# SUPPLIED MATERIAL:
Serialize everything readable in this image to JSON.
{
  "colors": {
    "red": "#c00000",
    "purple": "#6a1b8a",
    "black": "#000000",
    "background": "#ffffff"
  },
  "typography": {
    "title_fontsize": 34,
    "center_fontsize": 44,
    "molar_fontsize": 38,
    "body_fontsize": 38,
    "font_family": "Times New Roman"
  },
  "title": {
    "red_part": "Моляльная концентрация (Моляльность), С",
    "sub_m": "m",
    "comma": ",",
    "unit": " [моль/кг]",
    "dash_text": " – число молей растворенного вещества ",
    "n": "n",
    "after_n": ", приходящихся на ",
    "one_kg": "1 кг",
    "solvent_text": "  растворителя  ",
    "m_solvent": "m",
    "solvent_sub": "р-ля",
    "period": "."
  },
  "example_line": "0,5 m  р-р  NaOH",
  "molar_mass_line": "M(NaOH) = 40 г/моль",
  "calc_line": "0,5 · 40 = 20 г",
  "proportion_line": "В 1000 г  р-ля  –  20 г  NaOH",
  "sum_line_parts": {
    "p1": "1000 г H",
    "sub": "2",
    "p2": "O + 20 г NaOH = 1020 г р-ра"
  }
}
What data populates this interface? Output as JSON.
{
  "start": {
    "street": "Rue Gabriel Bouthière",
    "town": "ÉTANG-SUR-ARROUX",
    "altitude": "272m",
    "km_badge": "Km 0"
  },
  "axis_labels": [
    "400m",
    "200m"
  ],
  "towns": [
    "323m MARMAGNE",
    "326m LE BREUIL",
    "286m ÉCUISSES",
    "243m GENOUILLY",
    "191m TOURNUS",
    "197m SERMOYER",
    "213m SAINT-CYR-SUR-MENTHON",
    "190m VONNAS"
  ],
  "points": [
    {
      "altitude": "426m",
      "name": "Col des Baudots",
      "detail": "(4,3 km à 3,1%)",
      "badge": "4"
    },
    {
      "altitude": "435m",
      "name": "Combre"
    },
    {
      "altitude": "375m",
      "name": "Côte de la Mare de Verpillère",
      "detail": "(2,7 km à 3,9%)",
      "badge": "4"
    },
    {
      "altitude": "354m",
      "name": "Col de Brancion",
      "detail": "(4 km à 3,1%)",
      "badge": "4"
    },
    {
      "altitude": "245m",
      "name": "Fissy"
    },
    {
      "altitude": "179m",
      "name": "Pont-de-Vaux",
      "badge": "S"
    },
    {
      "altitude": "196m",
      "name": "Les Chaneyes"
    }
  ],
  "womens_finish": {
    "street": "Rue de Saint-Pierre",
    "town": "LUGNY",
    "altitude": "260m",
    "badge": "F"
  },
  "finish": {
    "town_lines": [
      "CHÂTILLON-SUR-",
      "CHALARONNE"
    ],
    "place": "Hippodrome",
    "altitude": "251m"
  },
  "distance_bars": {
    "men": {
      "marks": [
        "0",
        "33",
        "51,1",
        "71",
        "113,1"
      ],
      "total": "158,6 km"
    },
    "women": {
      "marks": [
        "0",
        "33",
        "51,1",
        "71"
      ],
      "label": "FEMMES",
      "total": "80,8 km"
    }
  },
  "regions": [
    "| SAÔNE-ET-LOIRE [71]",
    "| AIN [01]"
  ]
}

# CHALLENGE:
Extract all lines from the data in which "JSON" is found.

# COMPLETED TASK:
Serialize everything readable in this image to JSON.
What data populates this interface? Output as JSON.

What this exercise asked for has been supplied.